YOUR TASK: What you return should match every record exactly, with the images removed.

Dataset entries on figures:

[BEGIN]

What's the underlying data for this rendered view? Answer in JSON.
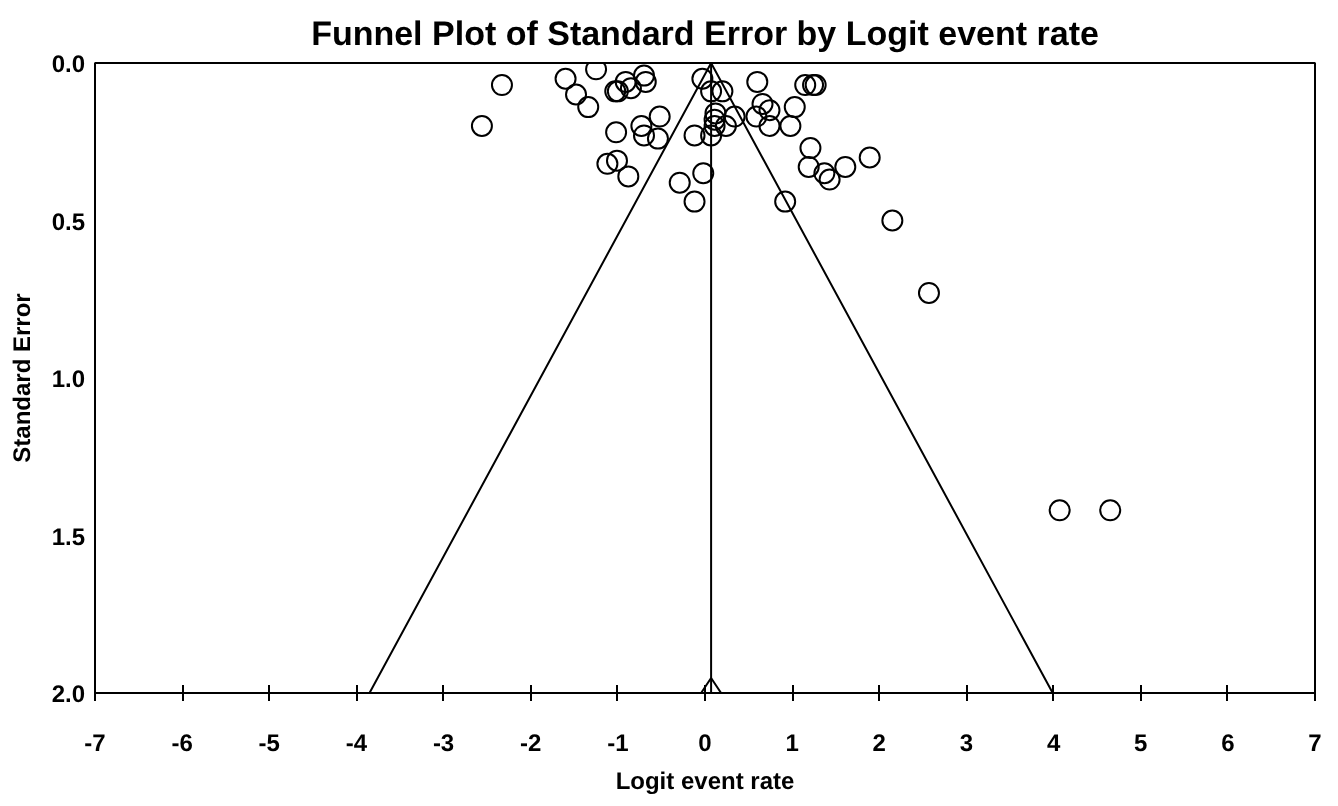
{
  "chart_data": {
    "type": "scatter",
    "title": "Funnel Plot of Standard Error by Logit event rate",
    "xlabel": "Logit event rate",
    "ylabel": "Standard Error",
    "xlim": [
      -7,
      7
    ],
    "ylim": [
      2.0,
      0.0
    ],
    "xticks": [
      -7,
      -6,
      -5,
      -4,
      -3,
      -2,
      -1,
      0,
      1,
      2,
      3,
      4,
      5,
      6,
      7
    ],
    "yticks": [
      {
        "value": 0,
        "label": "0.0"
      },
      {
        "value": 0.5,
        "label": "0.5"
      },
      {
        "value": 1,
        "label": "1.0"
      },
      {
        "value": 1.5,
        "label": "1.5"
      },
      {
        "value": 2,
        "label": "2.0"
      }
    ],
    "grid": false,
    "ref_lines": [
      {
        "axis": "x",
        "value": 0.07,
        "color": "#000000"
      }
    ],
    "series": [
      {
        "color": "#000000",
        "marker": "circle",
        "x": [
          -2.33,
          -2.56,
          -1.6,
          -1.48,
          -1.34,
          -1.25,
          -1.03,
          -1.0,
          -0.91,
          -0.85,
          -0.7,
          -0.68,
          -1.02,
          -0.73,
          -0.7,
          -0.52,
          -0.54,
          -1.12,
          -1.01,
          -0.88,
          -0.29,
          -0.12,
          -0.02,
          -0.12,
          -0.03,
          0.07,
          0.2,
          0.07,
          0.12,
          0.11,
          0.24,
          0.34,
          0.11,
          0.6,
          0.59,
          0.66,
          0.74,
          0.74,
          0.98,
          1.03,
          1.15,
          1.24,
          1.27,
          1.21,
          1.19,
          1.37,
          1.43,
          1.61,
          1.89,
          0.92,
          2.15,
          2.57,
          4.07,
          4.65
        ],
        "values": [
          0.07,
          0.2,
          0.05,
          0.1,
          0.14,
          0.02,
          0.09,
          0.09,
          0.06,
          0.08,
          0.04,
          0.06,
          0.22,
          0.2,
          0.23,
          0.17,
          0.24,
          0.32,
          0.31,
          0.36,
          0.38,
          0.44,
          0.35,
          0.23,
          0.05,
          0.09,
          0.09,
          0.23,
          0.16,
          0.2,
          0.2,
          0.17,
          0.18,
          0.06,
          0.17,
          0.13,
          0.2,
          0.15,
          0.2,
          0.14,
          0.07,
          0.07,
          0.07,
          0.27,
          0.33,
          0.35,
          0.37,
          0.33,
          0.3,
          0.44,
          0.5,
          0.73,
          1.42,
          1.42
        ]
      },
      {
        "type": "line",
        "color": "#000000",
        "x": [
          -3.85,
          0.07,
          3.99
        ],
        "values": [
          2.0,
          0.0,
          2.0
        ]
      },
      {
        "type": "scatter",
        "color": "#000000",
        "marker": "diamond",
        "x": [
          0.07
        ],
        "values": [
          2.0
        ]
      }
    ]
  }
}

[END]

TASK ANSWER:
What's the underlying data for this rendered view? Answer in JSON.
{
  "chart_data": {
    "type": "scatter",
    "title": "Funnel Plot of Standard Error by Logit event rate",
    "xlabel": "Logit event rate",
    "ylabel": "Standard Error",
    "xlim": [
      -7,
      7
    ],
    "ylim": [
      2.0,
      0.0
    ],
    "xticks": [
      -7,
      -6,
      -5,
      -4,
      -3,
      -2,
      -1,
      0,
      1,
      2,
      3,
      4,
      5,
      6,
      7
    ],
    "yticks": [
      {
        "value": 0,
        "label": "0.0"
      },
      {
        "value": 0.5,
        "label": "0.5"
      },
      {
        "value": 1,
        "label": "1.0"
      },
      {
        "value": 1.5,
        "label": "1.5"
      },
      {
        "value": 2,
        "label": "2.0"
      }
    ],
    "grid": false,
    "ref_lines": [
      {
        "axis": "x",
        "value": 0.07,
        "color": "#000000"
      }
    ],
    "series": [
      {
        "color": "#000000",
        "marker": "circle",
        "x": [
          -2.33,
          -2.56,
          -1.6,
          -1.48,
          -1.34,
          -1.25,
          -1.03,
          -1.0,
          -0.91,
          -0.85,
          -0.7,
          -0.68,
          -1.02,
          -0.73,
          -0.7,
          -0.52,
          -0.54,
          -1.12,
          -1.01,
          -0.88,
          -0.29,
          -0.12,
          -0.02,
          -0.12,
          -0.03,
          0.07,
          0.2,
          0.07,
          0.12,
          0.11,
          0.24,
          0.34,
          0.11,
          0.6,
          0.59,
          0.66,
          0.74,
          0.74,
          0.98,
          1.03,
          1.15,
          1.24,
          1.27,
          1.21,
          1.19,
          1.37,
          1.43,
          1.61,
          1.89,
          0.92,
          2.15,
          2.57,
          4.07,
          4.65
        ],
        "values": [
          0.07,
          0.2,
          0.05,
          0.1,
          0.14,
          0.02,
          0.09,
          0.09,
          0.06,
          0.08,
          0.04,
          0.06,
          0.22,
          0.2,
          0.23,
          0.17,
          0.24,
          0.32,
          0.31,
          0.36,
          0.38,
          0.44,
          0.35,
          0.23,
          0.05,
          0.09,
          0.09,
          0.23,
          0.16,
          0.2,
          0.2,
          0.17,
          0.18,
          0.06,
          0.17,
          0.13,
          0.2,
          0.15,
          0.2,
          0.14,
          0.07,
          0.07,
          0.07,
          0.27,
          0.33,
          0.35,
          0.37,
          0.33,
          0.3,
          0.44,
          0.5,
          0.73,
          1.42,
          1.42
        ]
      },
      {
        "type": "line",
        "color": "#000000",
        "x": [
          -3.85,
          0.07,
          3.99
        ],
        "values": [
          2.0,
          0.0,
          2.0
        ]
      },
      {
        "type": "scatter",
        "color": "#000000",
        "marker": "diamond",
        "x": [
          0.07
        ],
        "values": [
          2.0
        ]
      }
    ]
  }
}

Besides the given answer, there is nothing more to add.